Data items

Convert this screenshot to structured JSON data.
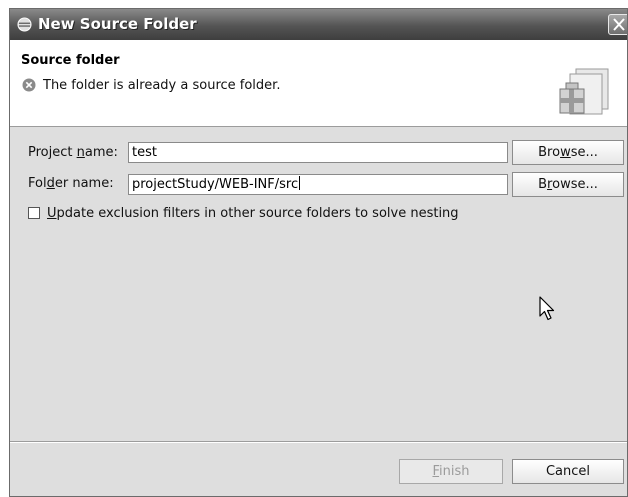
{
  "window": {
    "title": "New Source Folder",
    "close_label": "X"
  },
  "banner": {
    "title": "Source folder",
    "message": "The folder is already a source folder.",
    "message_icon": "error-icon"
  },
  "project": {
    "label_pre": "Project ",
    "label_mnemonic": "n",
    "label_post": "ame:",
    "value": "test",
    "browse_pre": "Bro",
    "browse_mnemonic": "w",
    "browse_post": "se..."
  },
  "folder": {
    "label_pre": "Fol",
    "label_mnemonic": "d",
    "label_post": "er name:",
    "value": "projectStudy/WEB-INF/src",
    "browse_pre": "B",
    "browse_mnemonic": "r",
    "browse_post": "owse..."
  },
  "option": {
    "label_mnemonic": "U",
    "label_rest": "pdate exclusion filters in other source folders to solve nesting",
    "checked": false
  },
  "buttons": {
    "finish_mnemonic": "F",
    "finish_rest": "inish",
    "finish_enabled": false,
    "cancel": "Cancel"
  },
  "colors": {
    "titlebar": "#545454",
    "dialog_bg": "#dedede",
    "banner_bg": "#ffffff",
    "disabled_text": "#9b9b9b"
  }
}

> **Exercise brief**
With the pictures left out, transcribe the material exactly.

> **Exercise solution**
Convert this screenshot to structured JSON data.
{
  "window": {
    "title": "New Source Folder",
    "close_label": "X"
  },
  "banner": {
    "title": "Source folder",
    "message": "The folder is already a source folder.",
    "message_icon": "error-icon"
  },
  "project": {
    "label_pre": "Project ",
    "label_mnemonic": "n",
    "label_post": "ame:",
    "value": "test",
    "browse_pre": "Bro",
    "browse_mnemonic": "w",
    "browse_post": "se..."
  },
  "folder": {
    "label_pre": "Fol",
    "label_mnemonic": "d",
    "label_post": "er name:",
    "value": "projectStudy/WEB-INF/src",
    "browse_pre": "B",
    "browse_mnemonic": "r",
    "browse_post": "owse..."
  },
  "option": {
    "label_mnemonic": "U",
    "label_rest": "pdate exclusion filters in other source folders to solve nesting",
    "checked": false
  },
  "buttons": {
    "finish_mnemonic": "F",
    "finish_rest": "inish",
    "finish_enabled": false,
    "cancel": "Cancel"
  },
  "colors": {
    "titlebar": "#545454",
    "dialog_bg": "#dedede",
    "banner_bg": "#ffffff",
    "disabled_text": "#9b9b9b"
  }
}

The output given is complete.